(Some records)
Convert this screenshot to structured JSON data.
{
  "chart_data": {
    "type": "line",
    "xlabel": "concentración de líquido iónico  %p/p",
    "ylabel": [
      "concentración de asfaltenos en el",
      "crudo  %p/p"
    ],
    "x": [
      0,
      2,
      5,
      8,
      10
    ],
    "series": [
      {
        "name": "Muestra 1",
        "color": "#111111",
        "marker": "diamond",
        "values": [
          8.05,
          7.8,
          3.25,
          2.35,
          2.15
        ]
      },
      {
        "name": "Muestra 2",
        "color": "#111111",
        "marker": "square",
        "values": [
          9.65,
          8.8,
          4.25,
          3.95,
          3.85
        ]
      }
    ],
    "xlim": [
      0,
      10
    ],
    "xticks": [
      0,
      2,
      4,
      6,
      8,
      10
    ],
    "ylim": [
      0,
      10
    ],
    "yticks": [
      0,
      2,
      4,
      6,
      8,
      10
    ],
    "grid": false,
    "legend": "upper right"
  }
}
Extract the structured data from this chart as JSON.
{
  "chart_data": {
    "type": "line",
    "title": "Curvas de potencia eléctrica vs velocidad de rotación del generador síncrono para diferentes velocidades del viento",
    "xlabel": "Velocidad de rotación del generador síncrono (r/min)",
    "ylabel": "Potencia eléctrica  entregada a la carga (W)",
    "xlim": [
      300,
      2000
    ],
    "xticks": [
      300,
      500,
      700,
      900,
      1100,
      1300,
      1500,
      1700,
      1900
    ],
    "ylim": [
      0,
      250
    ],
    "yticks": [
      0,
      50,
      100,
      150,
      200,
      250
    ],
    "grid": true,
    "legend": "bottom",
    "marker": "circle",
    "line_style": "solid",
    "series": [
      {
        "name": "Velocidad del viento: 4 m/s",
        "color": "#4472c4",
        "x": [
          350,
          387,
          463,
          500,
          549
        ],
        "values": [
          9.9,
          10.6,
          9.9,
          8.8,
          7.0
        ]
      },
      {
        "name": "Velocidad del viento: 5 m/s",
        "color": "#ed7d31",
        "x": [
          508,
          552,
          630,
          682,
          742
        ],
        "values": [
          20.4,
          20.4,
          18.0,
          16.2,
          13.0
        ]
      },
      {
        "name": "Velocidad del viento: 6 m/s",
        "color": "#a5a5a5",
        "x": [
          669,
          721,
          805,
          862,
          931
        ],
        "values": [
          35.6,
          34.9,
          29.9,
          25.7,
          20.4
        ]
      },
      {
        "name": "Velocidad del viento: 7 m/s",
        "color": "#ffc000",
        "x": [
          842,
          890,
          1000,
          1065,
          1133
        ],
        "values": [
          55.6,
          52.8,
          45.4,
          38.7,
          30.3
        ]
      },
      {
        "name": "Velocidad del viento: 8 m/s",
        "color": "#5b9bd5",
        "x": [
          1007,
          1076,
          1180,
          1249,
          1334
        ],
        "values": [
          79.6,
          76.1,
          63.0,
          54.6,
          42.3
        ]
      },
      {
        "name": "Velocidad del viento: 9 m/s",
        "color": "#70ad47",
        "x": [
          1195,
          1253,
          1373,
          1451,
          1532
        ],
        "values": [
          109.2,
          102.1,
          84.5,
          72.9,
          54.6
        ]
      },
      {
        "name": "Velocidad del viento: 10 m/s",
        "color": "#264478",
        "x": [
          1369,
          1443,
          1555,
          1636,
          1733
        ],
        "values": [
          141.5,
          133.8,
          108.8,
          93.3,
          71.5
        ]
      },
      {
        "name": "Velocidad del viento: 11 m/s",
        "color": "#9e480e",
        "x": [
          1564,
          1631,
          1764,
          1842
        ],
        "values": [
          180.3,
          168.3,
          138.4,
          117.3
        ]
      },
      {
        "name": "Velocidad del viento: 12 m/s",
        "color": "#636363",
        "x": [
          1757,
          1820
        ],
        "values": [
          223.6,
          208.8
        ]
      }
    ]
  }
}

**WHAT IS NEEDED**
State how many lines above include the word "name", and nothing more.

**OUTPUT FOR THIS EXERCISE**
11